DATA EXCERPTS:
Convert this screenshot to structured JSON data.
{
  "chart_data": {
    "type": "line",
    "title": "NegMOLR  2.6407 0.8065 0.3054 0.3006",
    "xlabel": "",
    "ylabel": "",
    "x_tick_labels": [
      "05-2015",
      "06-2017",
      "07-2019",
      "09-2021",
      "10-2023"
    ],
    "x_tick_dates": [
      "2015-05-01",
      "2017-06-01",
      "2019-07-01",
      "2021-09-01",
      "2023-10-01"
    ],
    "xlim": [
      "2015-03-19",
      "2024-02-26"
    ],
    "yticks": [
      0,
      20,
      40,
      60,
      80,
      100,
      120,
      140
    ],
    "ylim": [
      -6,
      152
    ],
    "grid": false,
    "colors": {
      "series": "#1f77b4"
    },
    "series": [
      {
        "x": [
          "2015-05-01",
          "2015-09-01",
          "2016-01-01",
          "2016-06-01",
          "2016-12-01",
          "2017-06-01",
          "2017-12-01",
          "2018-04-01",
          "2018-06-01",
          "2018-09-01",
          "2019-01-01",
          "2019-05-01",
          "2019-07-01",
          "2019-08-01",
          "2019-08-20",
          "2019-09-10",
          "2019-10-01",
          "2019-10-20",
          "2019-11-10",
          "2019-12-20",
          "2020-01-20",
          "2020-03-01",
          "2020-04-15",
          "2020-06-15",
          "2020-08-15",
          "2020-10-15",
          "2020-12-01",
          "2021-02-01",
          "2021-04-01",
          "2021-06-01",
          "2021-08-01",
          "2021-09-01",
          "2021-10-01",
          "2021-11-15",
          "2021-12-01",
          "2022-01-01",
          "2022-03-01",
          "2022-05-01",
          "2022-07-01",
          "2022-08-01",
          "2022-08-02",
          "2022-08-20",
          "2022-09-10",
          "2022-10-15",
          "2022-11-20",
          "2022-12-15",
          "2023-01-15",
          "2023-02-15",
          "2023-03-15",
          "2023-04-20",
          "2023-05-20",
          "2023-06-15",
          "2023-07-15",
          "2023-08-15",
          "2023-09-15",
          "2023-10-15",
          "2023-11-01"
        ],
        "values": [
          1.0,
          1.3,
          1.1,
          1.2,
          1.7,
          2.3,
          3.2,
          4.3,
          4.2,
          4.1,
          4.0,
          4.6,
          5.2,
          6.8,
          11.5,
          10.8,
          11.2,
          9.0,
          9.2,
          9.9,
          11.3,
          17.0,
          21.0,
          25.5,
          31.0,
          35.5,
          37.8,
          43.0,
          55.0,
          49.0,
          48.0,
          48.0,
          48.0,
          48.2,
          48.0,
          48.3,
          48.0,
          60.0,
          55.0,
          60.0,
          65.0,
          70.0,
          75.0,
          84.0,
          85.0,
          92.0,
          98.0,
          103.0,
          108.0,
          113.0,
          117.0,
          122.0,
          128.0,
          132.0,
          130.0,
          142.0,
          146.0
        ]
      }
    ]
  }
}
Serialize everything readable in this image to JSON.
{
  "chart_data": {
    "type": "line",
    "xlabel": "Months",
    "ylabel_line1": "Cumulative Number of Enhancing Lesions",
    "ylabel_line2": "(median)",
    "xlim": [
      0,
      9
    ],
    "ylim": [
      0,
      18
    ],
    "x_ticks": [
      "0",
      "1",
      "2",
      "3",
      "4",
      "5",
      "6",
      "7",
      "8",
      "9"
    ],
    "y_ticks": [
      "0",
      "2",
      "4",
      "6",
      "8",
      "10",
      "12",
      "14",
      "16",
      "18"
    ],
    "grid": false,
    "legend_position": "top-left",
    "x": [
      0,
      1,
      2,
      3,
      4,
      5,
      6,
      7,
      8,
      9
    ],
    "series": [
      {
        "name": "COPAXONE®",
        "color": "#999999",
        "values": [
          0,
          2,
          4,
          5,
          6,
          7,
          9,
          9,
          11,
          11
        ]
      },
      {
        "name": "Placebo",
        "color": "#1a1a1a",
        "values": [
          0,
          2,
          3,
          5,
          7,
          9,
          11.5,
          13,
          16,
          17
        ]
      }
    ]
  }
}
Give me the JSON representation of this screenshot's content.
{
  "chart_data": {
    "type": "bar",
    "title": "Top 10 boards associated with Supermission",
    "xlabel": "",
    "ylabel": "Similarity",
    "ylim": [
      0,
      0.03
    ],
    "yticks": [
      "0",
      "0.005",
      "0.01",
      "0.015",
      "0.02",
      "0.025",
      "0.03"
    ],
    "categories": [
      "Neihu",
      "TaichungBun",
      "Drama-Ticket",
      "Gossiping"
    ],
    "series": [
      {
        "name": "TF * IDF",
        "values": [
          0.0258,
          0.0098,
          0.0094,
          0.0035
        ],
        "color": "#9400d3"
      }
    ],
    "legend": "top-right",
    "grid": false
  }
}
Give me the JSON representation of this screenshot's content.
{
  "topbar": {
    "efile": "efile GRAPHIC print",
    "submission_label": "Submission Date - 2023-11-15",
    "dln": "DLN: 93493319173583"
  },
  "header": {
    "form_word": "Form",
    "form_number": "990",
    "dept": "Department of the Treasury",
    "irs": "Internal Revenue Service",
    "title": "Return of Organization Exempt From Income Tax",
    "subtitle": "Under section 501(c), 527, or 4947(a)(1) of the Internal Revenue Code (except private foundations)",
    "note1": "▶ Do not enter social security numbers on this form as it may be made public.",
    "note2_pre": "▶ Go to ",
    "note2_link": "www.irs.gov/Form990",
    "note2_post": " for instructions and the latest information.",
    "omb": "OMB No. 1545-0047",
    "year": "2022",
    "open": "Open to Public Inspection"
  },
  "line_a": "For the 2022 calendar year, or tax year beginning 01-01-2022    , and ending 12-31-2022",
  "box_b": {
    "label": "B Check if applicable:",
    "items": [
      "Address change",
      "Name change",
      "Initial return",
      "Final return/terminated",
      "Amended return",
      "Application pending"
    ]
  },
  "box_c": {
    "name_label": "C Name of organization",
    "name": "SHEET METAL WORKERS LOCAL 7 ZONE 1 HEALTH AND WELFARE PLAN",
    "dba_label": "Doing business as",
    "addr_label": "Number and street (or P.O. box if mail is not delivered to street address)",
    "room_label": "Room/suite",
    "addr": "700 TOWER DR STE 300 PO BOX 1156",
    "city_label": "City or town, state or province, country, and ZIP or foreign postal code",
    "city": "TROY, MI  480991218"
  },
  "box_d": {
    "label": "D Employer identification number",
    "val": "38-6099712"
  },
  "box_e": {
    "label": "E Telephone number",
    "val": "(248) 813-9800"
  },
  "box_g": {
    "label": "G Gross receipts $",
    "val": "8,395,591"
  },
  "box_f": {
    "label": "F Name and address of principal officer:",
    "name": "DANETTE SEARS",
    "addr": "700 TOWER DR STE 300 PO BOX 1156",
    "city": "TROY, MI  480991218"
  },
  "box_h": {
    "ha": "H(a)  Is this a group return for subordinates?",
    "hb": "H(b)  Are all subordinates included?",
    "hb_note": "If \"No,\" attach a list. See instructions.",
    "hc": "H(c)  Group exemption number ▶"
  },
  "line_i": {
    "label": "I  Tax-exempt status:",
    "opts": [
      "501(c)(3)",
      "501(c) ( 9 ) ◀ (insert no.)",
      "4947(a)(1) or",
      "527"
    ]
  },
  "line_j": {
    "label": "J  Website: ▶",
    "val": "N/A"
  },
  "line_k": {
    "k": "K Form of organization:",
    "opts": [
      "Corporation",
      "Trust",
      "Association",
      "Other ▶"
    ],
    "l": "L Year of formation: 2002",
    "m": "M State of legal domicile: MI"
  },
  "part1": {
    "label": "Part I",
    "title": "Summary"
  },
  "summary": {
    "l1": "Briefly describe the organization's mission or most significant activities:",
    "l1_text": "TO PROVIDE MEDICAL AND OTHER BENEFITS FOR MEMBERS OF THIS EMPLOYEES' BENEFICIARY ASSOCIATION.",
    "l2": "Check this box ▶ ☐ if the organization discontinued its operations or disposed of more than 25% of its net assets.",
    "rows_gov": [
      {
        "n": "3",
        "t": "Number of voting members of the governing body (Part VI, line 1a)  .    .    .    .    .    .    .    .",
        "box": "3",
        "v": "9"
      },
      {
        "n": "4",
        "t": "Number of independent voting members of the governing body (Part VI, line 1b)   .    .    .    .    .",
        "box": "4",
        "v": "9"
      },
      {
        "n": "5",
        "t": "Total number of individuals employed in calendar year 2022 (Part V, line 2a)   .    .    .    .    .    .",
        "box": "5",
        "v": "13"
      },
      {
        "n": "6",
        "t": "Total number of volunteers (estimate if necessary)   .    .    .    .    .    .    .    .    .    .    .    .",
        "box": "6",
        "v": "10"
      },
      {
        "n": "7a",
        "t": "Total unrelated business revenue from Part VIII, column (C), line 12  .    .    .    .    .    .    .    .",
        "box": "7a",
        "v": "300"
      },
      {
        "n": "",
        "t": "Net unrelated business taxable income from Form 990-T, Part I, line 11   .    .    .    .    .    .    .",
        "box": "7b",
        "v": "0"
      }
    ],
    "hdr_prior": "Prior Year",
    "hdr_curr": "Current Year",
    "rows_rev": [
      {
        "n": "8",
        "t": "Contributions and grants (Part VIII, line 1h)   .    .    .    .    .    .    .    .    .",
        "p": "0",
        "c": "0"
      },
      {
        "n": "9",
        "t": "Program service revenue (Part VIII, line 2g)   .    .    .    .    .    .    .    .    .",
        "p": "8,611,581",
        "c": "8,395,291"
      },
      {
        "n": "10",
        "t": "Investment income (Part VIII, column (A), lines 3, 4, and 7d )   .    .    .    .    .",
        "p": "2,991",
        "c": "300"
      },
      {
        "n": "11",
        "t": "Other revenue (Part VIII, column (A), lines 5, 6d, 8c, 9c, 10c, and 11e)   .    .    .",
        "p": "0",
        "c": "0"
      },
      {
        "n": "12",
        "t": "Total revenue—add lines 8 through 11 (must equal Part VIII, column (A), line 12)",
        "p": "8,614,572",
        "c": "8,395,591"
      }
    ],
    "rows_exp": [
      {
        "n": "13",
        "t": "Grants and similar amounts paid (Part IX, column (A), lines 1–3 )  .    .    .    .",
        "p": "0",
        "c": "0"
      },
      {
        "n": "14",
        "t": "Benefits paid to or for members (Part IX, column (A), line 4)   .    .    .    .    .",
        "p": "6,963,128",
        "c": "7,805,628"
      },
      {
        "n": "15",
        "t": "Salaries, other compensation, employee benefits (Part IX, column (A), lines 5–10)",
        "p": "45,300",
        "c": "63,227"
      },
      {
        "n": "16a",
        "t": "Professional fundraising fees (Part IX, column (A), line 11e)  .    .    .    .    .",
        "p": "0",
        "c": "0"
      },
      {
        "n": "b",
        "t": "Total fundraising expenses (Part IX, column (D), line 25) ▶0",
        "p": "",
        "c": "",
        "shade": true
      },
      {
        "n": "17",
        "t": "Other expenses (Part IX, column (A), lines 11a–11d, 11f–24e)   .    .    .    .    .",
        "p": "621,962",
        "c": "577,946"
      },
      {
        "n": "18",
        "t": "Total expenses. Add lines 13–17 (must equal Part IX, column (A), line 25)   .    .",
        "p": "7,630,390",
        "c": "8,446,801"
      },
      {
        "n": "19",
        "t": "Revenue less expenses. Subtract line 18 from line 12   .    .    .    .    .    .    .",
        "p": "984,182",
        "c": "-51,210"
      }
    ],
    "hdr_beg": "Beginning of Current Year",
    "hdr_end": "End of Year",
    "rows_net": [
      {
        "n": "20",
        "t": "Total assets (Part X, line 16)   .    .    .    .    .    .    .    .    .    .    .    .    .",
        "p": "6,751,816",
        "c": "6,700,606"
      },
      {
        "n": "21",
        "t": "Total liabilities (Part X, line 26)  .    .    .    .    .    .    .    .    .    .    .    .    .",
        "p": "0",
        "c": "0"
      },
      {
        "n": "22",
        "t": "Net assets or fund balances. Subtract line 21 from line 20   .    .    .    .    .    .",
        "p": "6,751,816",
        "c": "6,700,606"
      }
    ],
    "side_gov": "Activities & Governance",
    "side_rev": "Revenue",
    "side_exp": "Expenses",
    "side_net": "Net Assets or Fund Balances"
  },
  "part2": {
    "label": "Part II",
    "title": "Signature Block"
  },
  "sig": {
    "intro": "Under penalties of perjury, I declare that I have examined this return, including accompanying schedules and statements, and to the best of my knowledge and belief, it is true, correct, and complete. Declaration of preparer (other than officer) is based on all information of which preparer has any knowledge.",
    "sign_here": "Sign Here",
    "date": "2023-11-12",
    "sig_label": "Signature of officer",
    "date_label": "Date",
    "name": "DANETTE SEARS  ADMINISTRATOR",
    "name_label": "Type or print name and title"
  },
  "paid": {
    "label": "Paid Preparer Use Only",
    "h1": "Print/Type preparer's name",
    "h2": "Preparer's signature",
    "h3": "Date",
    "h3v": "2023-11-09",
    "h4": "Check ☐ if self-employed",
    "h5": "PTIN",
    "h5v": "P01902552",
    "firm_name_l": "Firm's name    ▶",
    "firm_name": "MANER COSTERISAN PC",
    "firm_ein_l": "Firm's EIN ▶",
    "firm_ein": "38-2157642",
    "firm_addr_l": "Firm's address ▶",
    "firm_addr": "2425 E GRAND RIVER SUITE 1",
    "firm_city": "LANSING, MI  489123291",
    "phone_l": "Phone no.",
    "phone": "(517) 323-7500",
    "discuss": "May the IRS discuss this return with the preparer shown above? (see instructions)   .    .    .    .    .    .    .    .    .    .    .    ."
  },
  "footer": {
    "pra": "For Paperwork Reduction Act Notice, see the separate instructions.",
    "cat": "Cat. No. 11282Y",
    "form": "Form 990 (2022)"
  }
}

INSTRUCTION: Copy out every line from the data above that has "calendar" in it.

RESULT:
  "line_a": "For the 2022 calendar year, or tax year beginning 01-01-2022    , and ending 12-31-2022",
        "t": "Total number of individuals employed in calendar year 2022 (Part V, line 2a)   .    .    .    .    .    .",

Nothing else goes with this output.